══ DATA PROVIDED ══

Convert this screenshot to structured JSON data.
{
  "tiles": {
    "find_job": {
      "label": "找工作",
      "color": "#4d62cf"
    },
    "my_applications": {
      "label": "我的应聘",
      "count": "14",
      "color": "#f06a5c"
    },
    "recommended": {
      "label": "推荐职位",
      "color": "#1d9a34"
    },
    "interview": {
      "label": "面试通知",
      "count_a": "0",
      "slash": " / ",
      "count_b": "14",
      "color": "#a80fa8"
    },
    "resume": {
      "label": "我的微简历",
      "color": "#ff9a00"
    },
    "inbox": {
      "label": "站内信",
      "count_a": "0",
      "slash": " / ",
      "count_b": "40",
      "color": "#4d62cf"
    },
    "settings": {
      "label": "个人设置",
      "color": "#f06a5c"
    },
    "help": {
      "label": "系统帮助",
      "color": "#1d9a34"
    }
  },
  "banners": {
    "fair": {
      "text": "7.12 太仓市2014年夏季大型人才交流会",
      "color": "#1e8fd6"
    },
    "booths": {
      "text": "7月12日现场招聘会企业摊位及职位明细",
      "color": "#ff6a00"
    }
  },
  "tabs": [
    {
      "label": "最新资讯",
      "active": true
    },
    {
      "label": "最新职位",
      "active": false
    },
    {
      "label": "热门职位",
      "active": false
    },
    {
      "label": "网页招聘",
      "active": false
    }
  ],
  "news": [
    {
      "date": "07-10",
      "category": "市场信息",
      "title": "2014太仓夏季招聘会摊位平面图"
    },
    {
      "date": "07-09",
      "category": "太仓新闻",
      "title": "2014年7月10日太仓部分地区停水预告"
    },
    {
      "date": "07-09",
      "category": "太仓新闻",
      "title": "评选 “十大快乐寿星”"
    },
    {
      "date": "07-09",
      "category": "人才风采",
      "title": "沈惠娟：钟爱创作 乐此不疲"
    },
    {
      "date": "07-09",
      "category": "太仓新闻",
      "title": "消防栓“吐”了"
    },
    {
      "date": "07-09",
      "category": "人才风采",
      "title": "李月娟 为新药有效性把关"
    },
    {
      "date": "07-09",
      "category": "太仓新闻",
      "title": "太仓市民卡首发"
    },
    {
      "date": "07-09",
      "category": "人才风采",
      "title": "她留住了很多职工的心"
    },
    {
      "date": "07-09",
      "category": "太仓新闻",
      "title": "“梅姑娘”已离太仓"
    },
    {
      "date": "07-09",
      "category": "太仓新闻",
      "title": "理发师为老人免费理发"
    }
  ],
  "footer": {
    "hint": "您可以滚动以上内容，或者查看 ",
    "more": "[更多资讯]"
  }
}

═══

> [GIVEN EXERCISE]:
Give back the whole listing exactly as it reads.

> [ANSWER BELOW]:
Convert this screenshot to structured JSON data.
{
  "tiles": {
    "find_job": {
      "label": "找工作",
      "color": "#4d62cf"
    },
    "my_applications": {
      "label": "我的应聘",
      "count": "14",
      "color": "#f06a5c"
    },
    "recommended": {
      "label": "推荐职位",
      "color": "#1d9a34"
    },
    "interview": {
      "label": "面试通知",
      "count_a": "0",
      "slash": " / ",
      "count_b": "14",
      "color": "#a80fa8"
    },
    "resume": {
      "label": "我的微简历",
      "color": "#ff9a00"
    },
    "inbox": {
      "label": "站内信",
      "count_a": "0",
      "slash": " / ",
      "count_b": "40",
      "color": "#4d62cf"
    },
    "settings": {
      "label": "个人设置",
      "color": "#f06a5c"
    },
    "help": {
      "label": "系统帮助",
      "color": "#1d9a34"
    }
  },
  "banners": {
    "fair": {
      "text": "7.12 太仓市2014年夏季大型人才交流会",
      "color": "#1e8fd6"
    },
    "booths": {
      "text": "7月12日现场招聘会企业摊位及职位明细",
      "color": "#ff6a00"
    }
  },
  "tabs": [
    {
      "label": "最新资讯",
      "active": true
    },
    {
      "label": "最新职位",
      "active": false
    },
    {
      "label": "热门职位",
      "active": false
    },
    {
      "label": "网页招聘",
      "active": false
    }
  ],
  "news": [
    {
      "date": "07-10",
      "category": "市场信息",
      "title": "2014太仓夏季招聘会摊位平面图"
    },
    {
      "date": "07-09",
      "category": "太仓新闻",
      "title": "2014年7月10日太仓部分地区停水预告"
    },
    {
      "date": "07-09",
      "category": "太仓新闻",
      "title": "评选 “十大快乐寿星”"
    },
    {
      "date": "07-09",
      "category": "人才风采",
      "title": "沈惠娟：钟爱创作 乐此不疲"
    },
    {
      "date": "07-09",
      "category": "太仓新闻",
      "title": "消防栓“吐”了"
    },
    {
      "date": "07-09",
      "category": "人才风采",
      "title": "李月娟 为新药有效性把关"
    },
    {
      "date": "07-09",
      "category": "太仓新闻",
      "title": "太仓市民卡首发"
    },
    {
      "date": "07-09",
      "category": "人才风采",
      "title": "她留住了很多职工的心"
    },
    {
      "date": "07-09",
      "category": "太仓新闻",
      "title": "“梅姑娘”已离太仓"
    },
    {
      "date": "07-09",
      "category": "太仓新闻",
      "title": "理发师为老人免费理发"
    }
  ],
  "footer": {
    "hint": "您可以滚动以上内容，或者查看 ",
    "more": "[更多资讯]"
  }
}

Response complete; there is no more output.